PROBLEM DESCRIPTION: Locate the lines that hold the string "FOLDERS". Copy every such line.
====== DATASET EXCERPTS
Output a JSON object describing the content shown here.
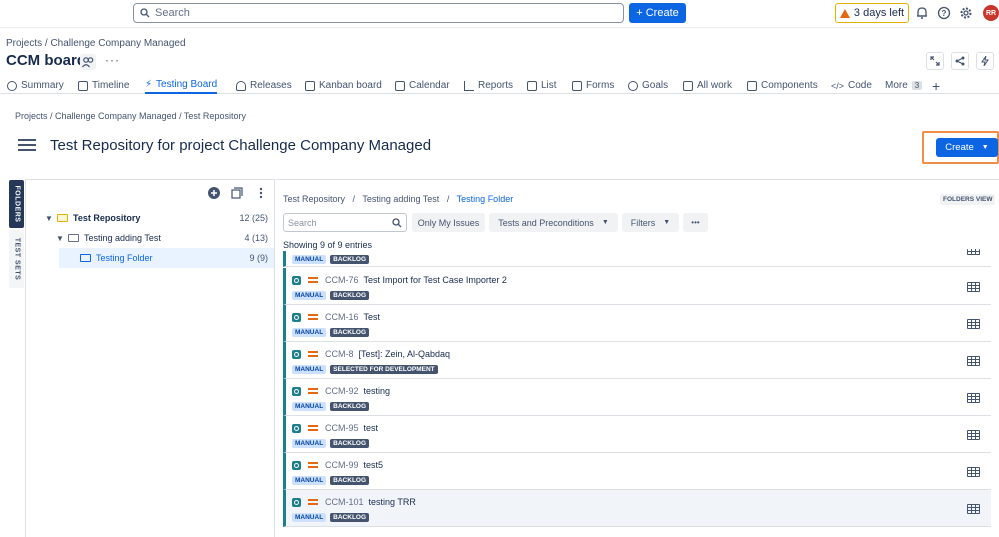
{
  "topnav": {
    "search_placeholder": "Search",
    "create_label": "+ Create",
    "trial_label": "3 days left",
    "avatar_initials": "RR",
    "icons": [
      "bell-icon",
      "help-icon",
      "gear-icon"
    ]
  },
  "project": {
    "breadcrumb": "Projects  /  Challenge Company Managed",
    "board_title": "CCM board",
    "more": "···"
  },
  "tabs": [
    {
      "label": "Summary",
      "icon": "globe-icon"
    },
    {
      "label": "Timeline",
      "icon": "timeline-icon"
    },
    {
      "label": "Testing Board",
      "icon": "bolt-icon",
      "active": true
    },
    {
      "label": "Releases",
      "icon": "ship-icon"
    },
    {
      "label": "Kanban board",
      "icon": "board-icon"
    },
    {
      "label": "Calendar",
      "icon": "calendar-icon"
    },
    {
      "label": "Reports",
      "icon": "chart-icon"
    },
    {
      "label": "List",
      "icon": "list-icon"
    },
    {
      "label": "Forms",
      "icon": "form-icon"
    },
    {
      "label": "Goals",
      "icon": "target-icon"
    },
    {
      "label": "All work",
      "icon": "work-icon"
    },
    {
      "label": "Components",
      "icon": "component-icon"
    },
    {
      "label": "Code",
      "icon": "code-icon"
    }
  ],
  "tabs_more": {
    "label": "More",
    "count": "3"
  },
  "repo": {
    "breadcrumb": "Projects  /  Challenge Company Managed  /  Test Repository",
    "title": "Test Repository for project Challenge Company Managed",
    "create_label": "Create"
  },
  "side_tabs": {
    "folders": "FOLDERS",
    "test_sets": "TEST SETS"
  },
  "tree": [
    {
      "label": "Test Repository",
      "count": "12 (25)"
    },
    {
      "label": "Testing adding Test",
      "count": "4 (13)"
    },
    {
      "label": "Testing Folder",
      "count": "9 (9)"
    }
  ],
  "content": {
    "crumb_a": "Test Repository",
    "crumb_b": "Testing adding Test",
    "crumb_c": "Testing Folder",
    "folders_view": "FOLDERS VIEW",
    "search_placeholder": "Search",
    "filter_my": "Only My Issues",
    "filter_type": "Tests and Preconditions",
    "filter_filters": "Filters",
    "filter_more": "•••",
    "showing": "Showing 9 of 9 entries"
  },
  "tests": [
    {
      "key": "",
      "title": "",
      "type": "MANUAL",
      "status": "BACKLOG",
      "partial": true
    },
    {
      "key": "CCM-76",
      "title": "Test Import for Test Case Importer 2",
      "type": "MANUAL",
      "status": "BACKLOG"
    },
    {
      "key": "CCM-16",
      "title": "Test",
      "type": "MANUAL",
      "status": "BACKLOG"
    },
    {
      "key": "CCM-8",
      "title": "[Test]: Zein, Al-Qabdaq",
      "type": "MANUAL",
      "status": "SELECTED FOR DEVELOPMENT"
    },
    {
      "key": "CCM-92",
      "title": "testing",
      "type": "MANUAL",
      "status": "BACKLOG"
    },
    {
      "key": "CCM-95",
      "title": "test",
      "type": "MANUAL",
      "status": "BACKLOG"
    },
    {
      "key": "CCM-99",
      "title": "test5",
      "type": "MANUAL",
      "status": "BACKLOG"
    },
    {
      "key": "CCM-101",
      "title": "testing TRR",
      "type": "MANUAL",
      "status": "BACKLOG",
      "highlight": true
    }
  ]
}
============
====== DATASET EXCERPTS
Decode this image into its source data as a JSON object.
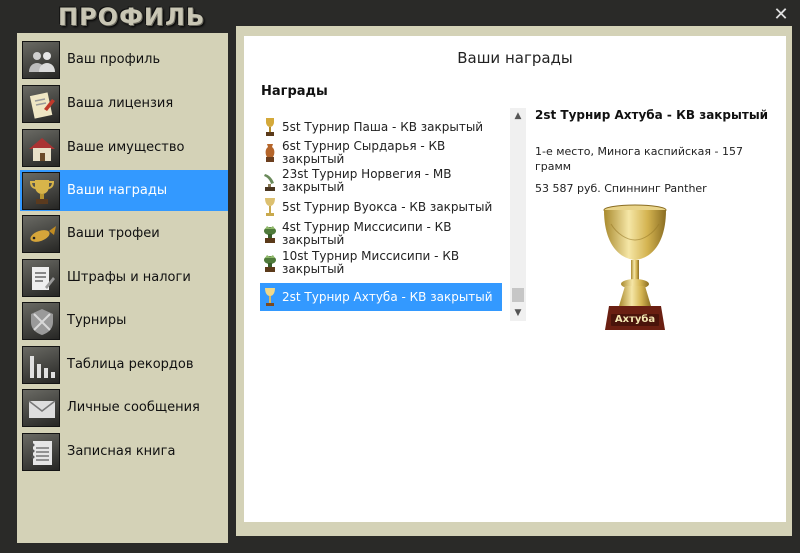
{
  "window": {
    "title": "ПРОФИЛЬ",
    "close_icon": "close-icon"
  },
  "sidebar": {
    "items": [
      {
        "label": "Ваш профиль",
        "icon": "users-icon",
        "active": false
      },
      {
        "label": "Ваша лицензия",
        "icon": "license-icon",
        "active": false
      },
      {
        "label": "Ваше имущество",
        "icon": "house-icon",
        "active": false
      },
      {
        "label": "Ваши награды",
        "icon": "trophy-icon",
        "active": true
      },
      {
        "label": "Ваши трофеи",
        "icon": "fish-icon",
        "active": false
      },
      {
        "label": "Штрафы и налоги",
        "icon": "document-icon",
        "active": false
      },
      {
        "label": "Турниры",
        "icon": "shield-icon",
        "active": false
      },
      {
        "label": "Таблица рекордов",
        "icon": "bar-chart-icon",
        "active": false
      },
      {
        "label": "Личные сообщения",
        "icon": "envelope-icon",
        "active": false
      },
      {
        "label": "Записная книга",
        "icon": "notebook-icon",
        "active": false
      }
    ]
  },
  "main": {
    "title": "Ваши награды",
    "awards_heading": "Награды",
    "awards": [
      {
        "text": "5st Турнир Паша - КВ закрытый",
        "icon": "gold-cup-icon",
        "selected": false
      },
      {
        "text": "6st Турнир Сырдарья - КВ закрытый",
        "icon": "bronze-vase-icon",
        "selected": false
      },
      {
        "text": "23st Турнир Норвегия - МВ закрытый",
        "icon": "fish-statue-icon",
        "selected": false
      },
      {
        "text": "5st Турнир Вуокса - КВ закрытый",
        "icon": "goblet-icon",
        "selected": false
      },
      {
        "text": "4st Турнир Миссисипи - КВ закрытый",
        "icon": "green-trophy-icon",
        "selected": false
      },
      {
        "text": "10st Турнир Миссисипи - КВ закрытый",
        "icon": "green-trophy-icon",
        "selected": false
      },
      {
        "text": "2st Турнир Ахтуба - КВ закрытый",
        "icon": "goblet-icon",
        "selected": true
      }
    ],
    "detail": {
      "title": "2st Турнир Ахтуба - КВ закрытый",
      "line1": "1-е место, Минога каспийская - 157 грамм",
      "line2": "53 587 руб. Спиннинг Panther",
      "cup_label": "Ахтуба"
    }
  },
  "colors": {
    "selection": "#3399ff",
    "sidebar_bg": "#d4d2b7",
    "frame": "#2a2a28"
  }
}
============
====== DATASET EXCERPTS
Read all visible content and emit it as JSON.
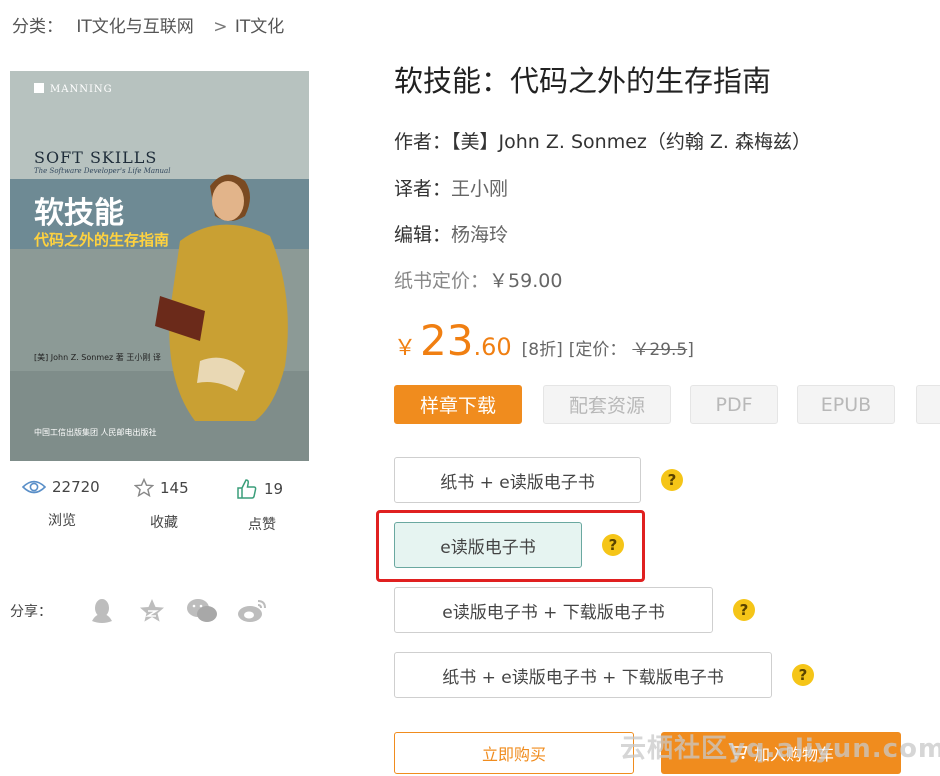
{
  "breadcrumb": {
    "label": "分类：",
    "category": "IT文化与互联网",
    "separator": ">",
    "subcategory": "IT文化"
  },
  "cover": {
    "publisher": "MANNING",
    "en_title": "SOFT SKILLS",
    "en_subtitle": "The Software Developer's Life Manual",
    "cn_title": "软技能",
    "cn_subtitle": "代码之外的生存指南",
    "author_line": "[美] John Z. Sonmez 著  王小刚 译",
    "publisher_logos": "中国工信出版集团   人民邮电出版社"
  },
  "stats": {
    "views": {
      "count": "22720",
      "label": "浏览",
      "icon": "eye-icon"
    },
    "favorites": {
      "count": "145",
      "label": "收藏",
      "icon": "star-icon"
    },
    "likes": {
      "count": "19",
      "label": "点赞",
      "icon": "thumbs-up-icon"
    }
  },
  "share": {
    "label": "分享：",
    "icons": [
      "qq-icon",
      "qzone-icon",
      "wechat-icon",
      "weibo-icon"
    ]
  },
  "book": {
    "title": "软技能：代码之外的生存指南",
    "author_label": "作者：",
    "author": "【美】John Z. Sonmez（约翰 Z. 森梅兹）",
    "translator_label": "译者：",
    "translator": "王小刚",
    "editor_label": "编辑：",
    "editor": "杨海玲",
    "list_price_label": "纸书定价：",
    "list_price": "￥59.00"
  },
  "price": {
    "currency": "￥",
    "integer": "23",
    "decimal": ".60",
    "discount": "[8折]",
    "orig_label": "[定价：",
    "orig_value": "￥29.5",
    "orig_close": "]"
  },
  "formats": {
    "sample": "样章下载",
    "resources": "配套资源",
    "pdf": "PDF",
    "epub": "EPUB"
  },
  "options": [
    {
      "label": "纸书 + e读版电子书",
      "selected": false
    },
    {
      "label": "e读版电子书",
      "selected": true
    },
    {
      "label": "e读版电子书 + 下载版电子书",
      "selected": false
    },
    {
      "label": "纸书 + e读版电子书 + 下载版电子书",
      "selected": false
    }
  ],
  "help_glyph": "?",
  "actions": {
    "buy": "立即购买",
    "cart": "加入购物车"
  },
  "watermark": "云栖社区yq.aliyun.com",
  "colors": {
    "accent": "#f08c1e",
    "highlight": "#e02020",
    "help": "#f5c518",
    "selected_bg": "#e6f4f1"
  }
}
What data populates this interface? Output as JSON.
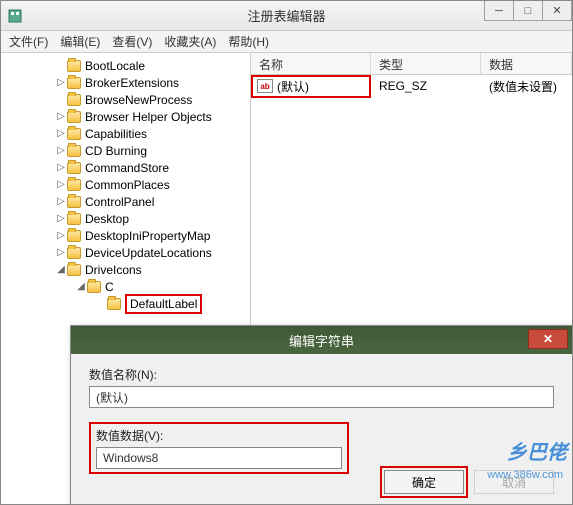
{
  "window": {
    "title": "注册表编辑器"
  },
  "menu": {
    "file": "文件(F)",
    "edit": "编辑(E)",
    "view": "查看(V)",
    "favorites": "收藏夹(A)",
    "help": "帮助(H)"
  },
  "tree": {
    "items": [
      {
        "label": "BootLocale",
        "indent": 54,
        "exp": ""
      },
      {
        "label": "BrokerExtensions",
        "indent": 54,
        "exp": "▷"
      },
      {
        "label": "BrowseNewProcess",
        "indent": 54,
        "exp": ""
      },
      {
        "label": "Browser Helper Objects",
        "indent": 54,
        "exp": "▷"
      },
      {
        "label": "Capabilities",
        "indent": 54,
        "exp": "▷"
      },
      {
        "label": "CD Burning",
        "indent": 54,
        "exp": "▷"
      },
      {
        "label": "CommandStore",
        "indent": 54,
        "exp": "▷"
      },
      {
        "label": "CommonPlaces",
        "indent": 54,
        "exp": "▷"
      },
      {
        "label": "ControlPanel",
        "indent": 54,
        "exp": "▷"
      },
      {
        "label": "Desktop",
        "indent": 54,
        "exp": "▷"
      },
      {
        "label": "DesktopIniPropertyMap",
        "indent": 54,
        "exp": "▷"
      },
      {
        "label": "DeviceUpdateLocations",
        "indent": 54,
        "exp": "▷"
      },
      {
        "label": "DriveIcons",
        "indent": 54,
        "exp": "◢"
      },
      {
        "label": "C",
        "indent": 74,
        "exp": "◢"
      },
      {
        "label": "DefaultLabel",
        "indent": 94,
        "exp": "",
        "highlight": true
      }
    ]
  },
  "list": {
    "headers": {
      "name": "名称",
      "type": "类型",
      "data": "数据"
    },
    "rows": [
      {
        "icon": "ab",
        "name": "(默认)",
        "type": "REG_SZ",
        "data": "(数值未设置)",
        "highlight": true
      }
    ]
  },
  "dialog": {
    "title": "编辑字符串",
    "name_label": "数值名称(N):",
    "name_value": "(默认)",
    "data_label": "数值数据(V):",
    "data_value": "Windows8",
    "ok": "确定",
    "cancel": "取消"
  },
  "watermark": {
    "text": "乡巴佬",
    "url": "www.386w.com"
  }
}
============
EXPECTED OUTPUT:
    "folders": "FOLDERS",
    "folders_view": "FOLDERS VIEW",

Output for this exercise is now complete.